**Goal**
Write out all of the entries exactly as given.

**Records to process**
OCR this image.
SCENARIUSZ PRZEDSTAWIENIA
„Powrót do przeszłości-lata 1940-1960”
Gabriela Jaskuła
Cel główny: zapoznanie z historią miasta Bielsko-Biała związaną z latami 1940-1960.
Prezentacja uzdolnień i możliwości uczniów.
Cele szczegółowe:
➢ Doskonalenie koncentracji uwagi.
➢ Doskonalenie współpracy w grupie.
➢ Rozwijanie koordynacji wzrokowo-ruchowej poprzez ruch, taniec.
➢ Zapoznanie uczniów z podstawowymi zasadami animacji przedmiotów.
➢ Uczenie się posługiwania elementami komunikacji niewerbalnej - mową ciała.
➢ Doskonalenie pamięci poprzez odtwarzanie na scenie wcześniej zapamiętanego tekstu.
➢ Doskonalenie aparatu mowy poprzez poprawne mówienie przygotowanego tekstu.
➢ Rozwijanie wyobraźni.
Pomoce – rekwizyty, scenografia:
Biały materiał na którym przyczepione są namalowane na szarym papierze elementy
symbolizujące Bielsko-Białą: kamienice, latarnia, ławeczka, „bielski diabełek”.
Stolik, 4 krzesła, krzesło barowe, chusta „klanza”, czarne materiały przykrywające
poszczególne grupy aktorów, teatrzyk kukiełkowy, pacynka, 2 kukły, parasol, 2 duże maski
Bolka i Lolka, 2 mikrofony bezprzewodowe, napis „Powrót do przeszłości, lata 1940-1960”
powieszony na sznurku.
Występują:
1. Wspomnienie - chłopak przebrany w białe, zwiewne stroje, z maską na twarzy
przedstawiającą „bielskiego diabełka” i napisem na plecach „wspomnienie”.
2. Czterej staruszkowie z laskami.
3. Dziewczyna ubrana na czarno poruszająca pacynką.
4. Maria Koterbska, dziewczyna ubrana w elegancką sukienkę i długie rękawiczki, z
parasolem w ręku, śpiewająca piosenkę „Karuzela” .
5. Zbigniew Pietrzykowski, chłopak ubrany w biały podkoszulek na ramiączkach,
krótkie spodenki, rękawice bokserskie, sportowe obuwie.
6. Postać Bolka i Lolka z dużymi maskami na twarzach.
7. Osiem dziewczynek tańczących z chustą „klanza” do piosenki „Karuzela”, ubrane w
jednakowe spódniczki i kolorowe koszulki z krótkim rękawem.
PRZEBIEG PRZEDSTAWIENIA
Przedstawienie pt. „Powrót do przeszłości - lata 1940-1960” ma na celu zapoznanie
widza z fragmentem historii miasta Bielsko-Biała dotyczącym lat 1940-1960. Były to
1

**Answer for this exercise**
OCR this image.
SCENARIUSZ PRZEDSTAWIENIA
„Powrót do przeszłości-lata 1940-1960”
Gabriela Jaskuła
Cel główny: zapoznanie z historią miasta Bielsko-Biała związaną z latami 1940-1960.
Prezentacja uzdolnień i możliwości uczniów.
Cele szczegółowe:
➢ Doskonalenie koncentracji uwagi.
➢ Doskonalenie współpracy w grupie.
➢ Rozwijanie koordynacji wzrokowo-ruchowej poprzez ruch, taniec.
➢ Zapoznanie uczniów z podstawowymi zasadami animacji przedmiotów.
➢ Uczenie się posługiwania elementami komunikacji niewerbalnej - mową ciała.
➢ Doskonalenie pamięci poprzez odtwarzanie na scenie wcześniej zapamiętanego tekstu.
➢ Doskonalenie aparatu mowy poprzez poprawne mówienie przygotowanego tekstu.
➢ Rozwijanie wyobraźni.
Pomoce – rekwizyty, scenografia:
Biały materiał na którym przyczepione są namalowane na szarym papierze elementy
symbolizujące Bielsko-Białą: kamienice, latarnia, ławeczka, „bielski diabełek”.
Stolik, 4 krzesła, krzesło barowe, chusta „klanza”, czarne materiały przykrywające
poszczególne grupy aktorów, teatrzyk kukiełkowy, pacynka, 2 kukły, parasol, 2 duże maski
Bolka i Lolka, 2 mikrofony bezprzewodowe, napis „Powrót do przeszłości, lata 1940-1960”
powieszony na sznurku.
Występują:
1. Wspomnienie - chłopak przebrany w białe, zwiewne stroje, z maską na twarzy
przedstawiającą „bielskiego diabełka” i napisem na plecach „wspomnienie”.
2. Czterej staruszkowie z laskami.
3. Dziewczyna ubrana na czarno poruszająca pacynką.
4. Maria Koterbska, dziewczyna ubrana w elegancką sukienkę i długie rękawiczki, z
parasolem w ręku, śpiewająca piosenkę „Karuzela” .
5. Zbigniew Pietrzykowski, chłopak ubrany w biały podkoszulek na ramiączkach,
krótkie spodenki, rękawice bokserskie, sportowe obuwie.
6. Postać Bolka i Lolka z dużymi maskami na twarzach.
7. Osiem dziewczynek tańczących z chustą „klanza” do piosenki „Karuzela”, ubrane w
jednakowe spódniczki i kolorowe koszulki z krótkim rękawem.
PRZEBIEG PRZEDSTAWIENIA
Przedstawienie pt. „Powrót do przeszłości - lata 1940-1960” ma na celu zapoznanie
widza z fragmentem historii miasta Bielsko-Biała dotyczącym lat 1940-1960. Były to
1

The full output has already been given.